**Work to do**: Tally the lines containing "Уожан" and report the number alone.
··· Supplied data
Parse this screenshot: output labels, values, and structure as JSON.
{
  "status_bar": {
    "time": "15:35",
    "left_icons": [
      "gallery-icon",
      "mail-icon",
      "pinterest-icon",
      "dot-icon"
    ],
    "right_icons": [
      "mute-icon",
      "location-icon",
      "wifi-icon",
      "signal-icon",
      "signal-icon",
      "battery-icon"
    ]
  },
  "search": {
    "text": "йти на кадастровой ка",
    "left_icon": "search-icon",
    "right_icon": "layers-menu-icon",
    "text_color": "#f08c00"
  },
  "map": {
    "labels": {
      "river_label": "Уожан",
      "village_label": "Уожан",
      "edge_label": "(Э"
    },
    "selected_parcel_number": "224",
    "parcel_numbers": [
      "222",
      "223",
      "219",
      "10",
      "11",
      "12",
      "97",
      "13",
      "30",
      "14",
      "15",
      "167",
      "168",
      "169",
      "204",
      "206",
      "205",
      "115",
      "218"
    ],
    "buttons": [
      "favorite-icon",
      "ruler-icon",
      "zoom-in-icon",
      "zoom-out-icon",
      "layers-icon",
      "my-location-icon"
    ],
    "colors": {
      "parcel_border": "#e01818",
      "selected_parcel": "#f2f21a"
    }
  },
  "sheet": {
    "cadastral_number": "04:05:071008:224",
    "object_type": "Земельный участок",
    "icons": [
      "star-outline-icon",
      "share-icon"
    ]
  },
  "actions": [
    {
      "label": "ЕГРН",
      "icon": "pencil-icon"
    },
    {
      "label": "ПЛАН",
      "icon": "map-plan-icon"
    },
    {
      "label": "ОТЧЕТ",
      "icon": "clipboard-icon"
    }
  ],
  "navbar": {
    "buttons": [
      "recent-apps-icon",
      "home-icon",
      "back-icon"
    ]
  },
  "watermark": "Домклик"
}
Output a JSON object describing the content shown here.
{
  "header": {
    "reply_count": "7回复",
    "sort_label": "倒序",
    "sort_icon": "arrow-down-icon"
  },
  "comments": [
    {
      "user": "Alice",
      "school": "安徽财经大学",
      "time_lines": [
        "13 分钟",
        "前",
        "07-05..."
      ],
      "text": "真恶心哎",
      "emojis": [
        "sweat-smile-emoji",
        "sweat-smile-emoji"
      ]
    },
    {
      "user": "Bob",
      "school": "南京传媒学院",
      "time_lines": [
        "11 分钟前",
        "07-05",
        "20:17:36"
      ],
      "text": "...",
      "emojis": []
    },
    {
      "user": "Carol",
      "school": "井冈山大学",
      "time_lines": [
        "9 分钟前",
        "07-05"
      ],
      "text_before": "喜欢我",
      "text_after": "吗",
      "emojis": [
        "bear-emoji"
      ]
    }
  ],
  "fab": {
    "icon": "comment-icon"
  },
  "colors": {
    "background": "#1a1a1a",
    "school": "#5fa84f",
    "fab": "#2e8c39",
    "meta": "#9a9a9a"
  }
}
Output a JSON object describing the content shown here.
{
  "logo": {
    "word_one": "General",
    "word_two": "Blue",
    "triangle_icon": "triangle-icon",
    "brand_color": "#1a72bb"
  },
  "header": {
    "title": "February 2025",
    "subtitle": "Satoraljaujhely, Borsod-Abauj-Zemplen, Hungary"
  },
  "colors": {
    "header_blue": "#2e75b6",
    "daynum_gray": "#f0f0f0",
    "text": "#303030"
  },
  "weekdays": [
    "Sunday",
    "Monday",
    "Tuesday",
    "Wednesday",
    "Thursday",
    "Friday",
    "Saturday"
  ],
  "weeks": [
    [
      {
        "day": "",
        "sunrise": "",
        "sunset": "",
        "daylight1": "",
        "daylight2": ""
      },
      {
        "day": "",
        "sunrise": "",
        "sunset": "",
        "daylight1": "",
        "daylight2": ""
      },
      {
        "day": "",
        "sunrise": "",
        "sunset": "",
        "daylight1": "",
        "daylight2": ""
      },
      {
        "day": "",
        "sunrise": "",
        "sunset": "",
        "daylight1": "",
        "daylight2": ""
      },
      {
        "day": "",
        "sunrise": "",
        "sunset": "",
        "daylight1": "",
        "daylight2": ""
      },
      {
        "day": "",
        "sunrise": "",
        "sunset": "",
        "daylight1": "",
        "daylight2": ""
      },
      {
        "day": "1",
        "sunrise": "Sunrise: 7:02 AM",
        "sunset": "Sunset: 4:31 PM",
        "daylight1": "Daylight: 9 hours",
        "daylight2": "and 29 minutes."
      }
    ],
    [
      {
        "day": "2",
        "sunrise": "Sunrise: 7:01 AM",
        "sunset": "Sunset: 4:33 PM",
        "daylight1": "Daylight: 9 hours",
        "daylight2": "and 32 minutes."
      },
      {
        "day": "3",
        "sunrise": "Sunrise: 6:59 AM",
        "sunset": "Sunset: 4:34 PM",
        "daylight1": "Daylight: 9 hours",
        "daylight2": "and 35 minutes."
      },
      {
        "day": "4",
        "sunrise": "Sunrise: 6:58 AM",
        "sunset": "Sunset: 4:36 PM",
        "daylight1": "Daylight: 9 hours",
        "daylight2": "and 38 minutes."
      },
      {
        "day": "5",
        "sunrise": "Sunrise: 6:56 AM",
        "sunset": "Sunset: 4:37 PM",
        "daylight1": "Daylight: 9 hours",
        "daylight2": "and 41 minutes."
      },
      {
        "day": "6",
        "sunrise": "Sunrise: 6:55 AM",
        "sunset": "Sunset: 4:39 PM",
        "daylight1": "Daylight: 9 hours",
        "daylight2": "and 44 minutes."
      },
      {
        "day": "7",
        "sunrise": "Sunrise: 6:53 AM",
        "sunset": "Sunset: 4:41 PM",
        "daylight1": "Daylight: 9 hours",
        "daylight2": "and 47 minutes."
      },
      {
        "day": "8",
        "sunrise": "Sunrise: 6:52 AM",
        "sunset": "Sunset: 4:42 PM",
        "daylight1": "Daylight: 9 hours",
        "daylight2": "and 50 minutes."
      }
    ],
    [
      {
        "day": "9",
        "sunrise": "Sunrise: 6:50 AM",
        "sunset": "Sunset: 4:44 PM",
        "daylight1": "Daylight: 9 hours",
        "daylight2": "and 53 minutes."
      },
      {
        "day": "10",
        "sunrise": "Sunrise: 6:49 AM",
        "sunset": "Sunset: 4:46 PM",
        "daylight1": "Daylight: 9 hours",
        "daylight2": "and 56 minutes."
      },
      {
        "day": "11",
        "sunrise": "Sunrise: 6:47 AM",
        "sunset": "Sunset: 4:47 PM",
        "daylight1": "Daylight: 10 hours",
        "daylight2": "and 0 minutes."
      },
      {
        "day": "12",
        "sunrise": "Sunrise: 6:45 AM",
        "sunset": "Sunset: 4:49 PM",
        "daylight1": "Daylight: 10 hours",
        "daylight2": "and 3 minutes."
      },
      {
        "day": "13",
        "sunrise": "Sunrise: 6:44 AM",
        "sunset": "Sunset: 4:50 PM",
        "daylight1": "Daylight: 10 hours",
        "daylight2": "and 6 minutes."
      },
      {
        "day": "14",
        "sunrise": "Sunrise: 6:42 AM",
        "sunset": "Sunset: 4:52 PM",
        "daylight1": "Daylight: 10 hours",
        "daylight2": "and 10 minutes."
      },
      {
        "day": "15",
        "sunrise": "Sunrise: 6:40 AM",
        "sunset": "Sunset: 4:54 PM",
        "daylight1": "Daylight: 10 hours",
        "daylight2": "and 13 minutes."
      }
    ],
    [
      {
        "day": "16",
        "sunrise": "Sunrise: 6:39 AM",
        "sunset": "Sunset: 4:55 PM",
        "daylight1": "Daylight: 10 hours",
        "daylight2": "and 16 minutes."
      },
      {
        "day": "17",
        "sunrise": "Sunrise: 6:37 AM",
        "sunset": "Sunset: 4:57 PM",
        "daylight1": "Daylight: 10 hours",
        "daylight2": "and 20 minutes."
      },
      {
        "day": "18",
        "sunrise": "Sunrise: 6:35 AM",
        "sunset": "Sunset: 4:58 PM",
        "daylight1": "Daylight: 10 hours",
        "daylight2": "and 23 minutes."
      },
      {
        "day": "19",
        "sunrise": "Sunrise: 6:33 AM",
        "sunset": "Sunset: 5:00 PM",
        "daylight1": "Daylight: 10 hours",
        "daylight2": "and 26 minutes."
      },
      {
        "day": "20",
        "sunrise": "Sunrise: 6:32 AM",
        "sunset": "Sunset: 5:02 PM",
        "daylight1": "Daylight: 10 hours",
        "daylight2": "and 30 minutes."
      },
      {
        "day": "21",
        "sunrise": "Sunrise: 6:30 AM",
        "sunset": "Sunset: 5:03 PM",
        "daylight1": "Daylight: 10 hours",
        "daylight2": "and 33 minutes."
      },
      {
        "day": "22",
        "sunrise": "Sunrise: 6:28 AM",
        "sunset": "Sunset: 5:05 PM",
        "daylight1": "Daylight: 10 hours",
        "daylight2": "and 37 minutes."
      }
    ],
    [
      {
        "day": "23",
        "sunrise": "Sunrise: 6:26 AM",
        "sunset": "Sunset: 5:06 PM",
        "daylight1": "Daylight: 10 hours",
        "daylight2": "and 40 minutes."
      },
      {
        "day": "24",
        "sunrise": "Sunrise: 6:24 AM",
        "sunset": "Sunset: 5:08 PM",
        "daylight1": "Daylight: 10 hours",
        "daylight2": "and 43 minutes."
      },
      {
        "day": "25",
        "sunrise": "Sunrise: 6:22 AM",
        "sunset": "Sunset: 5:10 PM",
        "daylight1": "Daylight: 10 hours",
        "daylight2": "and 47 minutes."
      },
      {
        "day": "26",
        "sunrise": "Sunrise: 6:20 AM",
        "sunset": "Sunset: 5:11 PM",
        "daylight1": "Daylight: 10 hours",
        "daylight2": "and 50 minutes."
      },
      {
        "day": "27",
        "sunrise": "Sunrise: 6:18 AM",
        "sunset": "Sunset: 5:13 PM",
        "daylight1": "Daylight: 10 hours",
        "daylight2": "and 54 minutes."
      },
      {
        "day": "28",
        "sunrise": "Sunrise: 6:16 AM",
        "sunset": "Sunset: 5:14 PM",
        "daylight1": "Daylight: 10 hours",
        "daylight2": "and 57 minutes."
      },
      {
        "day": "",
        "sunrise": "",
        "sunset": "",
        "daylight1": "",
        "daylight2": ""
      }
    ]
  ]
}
······
**Final result**: 2